Copy each line in which the string "object" occurs.

▶ DATASET RECORDS
** Begin **

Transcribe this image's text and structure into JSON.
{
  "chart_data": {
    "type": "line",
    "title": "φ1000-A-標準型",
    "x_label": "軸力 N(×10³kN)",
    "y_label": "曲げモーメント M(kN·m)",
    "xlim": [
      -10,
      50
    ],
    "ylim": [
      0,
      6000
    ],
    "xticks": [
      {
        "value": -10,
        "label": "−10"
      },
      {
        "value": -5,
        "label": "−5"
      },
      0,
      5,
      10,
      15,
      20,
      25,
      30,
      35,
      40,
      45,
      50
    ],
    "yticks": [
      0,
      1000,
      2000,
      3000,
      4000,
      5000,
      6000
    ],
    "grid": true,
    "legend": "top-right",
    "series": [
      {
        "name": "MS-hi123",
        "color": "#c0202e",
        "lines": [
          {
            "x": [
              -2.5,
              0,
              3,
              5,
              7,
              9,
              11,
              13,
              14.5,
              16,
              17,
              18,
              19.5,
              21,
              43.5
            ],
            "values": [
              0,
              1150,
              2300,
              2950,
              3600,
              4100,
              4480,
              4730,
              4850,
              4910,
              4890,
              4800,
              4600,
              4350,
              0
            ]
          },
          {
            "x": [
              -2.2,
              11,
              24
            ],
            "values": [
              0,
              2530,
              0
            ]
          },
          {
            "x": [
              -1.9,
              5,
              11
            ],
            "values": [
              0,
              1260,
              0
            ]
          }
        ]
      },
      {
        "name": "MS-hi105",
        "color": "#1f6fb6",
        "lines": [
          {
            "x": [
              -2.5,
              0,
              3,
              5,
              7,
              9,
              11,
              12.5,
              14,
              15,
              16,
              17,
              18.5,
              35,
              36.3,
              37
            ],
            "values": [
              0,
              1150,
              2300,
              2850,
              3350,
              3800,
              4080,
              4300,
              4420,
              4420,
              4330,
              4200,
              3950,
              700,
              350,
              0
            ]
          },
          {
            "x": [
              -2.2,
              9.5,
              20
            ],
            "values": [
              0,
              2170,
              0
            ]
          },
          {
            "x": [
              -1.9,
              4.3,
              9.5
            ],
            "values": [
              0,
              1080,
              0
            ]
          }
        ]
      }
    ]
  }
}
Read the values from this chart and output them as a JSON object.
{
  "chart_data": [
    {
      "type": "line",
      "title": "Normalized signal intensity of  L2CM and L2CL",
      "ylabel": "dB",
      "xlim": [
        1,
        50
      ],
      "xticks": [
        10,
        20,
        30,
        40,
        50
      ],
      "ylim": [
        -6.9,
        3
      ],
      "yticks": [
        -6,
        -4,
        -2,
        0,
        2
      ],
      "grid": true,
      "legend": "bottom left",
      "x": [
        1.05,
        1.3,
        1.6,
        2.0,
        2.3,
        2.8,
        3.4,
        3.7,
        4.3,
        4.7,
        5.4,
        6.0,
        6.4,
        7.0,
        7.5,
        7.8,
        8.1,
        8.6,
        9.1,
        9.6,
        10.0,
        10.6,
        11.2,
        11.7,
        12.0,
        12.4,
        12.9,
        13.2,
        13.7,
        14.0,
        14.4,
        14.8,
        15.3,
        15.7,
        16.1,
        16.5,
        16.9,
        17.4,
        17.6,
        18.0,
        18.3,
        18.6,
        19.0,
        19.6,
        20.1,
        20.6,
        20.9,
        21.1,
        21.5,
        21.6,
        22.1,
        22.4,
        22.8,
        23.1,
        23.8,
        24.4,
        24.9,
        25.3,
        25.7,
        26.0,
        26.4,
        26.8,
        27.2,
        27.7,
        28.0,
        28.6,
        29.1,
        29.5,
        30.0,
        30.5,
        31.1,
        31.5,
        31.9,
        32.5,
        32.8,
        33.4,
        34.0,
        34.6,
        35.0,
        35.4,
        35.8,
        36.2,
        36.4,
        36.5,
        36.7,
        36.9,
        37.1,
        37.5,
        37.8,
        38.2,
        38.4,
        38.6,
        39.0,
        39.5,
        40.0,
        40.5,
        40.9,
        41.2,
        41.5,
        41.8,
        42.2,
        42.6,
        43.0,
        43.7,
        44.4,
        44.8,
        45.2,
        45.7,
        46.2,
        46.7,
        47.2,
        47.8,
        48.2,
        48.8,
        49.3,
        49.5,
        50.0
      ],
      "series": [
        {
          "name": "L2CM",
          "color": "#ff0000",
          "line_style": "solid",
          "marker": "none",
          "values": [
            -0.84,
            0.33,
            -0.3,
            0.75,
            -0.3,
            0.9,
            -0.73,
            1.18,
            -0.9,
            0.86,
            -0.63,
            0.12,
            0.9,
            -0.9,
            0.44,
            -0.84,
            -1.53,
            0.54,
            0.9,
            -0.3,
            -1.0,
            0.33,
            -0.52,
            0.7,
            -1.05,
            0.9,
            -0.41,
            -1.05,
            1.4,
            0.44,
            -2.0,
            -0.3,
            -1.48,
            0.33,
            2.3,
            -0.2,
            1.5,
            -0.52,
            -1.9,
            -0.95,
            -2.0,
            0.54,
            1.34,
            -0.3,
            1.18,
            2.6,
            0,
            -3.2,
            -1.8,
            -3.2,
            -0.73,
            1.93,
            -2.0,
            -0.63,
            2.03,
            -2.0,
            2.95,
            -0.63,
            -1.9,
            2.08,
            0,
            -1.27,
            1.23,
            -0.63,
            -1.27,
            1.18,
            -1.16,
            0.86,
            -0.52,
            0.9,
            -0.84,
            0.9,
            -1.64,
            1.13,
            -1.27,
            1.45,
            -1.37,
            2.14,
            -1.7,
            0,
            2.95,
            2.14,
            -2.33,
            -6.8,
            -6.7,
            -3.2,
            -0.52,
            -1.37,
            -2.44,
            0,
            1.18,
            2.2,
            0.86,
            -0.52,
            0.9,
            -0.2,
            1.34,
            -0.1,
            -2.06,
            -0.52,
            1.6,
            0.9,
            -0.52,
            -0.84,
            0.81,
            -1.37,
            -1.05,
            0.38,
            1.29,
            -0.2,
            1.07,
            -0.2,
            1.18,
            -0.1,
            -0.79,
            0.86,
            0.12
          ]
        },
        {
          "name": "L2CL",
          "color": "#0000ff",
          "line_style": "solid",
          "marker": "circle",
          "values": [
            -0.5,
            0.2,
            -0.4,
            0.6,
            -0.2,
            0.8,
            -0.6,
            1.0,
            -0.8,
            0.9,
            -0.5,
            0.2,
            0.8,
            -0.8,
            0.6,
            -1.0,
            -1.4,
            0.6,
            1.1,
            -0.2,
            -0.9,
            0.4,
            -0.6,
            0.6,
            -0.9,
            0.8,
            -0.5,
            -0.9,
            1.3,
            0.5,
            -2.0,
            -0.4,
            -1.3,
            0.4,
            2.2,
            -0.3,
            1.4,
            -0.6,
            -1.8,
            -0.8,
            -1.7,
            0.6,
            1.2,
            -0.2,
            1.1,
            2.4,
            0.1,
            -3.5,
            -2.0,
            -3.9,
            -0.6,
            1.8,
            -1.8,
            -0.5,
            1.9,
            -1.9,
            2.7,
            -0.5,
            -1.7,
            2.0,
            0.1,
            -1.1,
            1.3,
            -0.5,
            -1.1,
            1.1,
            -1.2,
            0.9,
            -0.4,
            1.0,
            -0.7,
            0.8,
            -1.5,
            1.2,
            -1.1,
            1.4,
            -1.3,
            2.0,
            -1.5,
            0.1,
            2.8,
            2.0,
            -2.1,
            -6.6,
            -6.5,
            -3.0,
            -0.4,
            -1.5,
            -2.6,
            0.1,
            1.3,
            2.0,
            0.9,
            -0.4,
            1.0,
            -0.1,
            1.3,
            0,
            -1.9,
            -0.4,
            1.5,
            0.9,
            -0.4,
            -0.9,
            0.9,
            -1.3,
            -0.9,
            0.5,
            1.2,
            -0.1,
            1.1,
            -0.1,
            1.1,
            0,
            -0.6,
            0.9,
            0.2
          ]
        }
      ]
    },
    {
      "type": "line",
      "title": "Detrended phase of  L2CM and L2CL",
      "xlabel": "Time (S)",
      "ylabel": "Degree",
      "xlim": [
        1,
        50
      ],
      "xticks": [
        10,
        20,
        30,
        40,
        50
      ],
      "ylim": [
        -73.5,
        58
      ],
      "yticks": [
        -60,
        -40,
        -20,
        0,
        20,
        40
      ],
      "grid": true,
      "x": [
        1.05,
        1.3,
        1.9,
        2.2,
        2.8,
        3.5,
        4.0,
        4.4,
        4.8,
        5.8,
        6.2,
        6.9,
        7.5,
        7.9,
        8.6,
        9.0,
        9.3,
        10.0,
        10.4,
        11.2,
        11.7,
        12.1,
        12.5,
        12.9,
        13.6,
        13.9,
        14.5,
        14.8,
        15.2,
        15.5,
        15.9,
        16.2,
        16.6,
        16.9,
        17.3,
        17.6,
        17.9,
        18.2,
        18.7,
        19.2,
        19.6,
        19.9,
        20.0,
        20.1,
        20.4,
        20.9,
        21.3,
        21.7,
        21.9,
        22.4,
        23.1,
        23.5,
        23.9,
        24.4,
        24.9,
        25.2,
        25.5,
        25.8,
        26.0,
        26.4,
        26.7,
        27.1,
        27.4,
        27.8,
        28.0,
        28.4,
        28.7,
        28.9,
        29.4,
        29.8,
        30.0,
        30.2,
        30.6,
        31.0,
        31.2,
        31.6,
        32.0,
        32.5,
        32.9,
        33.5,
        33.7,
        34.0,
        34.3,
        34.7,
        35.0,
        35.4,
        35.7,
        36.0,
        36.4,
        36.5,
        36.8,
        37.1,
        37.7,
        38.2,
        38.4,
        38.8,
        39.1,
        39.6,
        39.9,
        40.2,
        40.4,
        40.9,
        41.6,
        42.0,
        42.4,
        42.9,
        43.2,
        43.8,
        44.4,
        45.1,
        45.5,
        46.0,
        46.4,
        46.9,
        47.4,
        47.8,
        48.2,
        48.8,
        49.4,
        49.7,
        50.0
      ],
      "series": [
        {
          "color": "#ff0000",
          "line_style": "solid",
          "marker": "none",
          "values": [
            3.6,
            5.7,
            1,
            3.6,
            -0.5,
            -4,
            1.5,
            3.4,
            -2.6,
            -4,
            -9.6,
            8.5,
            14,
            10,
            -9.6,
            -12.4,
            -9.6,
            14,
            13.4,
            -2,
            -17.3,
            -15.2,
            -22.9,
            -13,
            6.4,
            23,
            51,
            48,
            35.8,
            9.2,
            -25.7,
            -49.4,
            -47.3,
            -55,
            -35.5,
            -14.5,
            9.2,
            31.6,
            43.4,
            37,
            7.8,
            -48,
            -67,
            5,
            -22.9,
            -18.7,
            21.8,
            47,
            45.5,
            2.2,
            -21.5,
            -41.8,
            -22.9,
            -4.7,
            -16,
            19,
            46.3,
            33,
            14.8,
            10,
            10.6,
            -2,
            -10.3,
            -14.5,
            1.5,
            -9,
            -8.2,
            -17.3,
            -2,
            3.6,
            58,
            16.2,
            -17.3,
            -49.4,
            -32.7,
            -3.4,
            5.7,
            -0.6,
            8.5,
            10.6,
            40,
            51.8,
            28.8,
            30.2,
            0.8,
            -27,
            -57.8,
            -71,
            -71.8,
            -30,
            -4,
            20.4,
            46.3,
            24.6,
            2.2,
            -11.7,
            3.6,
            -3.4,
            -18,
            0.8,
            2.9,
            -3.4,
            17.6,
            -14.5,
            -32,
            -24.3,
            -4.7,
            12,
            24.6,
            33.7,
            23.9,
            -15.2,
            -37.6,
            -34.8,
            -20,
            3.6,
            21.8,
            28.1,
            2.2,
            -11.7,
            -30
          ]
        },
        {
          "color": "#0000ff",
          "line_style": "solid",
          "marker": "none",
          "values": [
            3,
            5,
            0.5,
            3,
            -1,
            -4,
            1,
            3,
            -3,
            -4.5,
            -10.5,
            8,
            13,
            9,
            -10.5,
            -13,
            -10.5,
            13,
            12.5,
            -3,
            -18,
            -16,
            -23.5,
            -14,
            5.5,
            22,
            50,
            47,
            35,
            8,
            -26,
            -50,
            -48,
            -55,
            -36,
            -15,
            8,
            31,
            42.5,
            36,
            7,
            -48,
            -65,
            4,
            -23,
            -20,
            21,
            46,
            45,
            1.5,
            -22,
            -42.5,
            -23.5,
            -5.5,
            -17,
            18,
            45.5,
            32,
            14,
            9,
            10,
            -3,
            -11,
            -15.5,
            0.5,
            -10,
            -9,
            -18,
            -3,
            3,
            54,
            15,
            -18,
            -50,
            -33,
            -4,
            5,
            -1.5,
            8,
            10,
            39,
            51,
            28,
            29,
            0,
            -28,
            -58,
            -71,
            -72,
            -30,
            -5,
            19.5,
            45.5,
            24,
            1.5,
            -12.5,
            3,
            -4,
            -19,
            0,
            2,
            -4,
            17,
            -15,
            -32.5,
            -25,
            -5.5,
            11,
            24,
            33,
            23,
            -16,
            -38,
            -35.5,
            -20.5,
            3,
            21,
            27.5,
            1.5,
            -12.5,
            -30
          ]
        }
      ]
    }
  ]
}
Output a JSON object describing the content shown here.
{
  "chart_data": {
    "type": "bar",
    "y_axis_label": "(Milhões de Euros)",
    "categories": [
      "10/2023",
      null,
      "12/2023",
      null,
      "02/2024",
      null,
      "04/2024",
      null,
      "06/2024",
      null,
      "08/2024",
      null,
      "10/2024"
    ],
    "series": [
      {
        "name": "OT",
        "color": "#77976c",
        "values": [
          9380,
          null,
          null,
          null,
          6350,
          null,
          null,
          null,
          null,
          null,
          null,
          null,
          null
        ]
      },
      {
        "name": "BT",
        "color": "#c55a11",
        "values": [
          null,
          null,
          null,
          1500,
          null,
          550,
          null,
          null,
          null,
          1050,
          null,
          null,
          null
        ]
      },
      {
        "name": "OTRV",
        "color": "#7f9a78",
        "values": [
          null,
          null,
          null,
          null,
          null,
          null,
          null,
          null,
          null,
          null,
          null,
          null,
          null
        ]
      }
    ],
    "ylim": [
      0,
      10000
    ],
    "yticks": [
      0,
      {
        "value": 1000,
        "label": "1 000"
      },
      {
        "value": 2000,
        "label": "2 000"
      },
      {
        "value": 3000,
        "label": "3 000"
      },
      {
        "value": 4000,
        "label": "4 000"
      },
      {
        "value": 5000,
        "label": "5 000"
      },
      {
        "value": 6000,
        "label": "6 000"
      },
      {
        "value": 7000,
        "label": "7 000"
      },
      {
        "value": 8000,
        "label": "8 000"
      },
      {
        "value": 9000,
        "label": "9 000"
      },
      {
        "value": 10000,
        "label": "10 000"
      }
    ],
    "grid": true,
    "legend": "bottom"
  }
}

** End **

▶ CORRECT RESULT
Read the values from this chart and output them as a JSON object.
Output a JSON object describing the content shown here.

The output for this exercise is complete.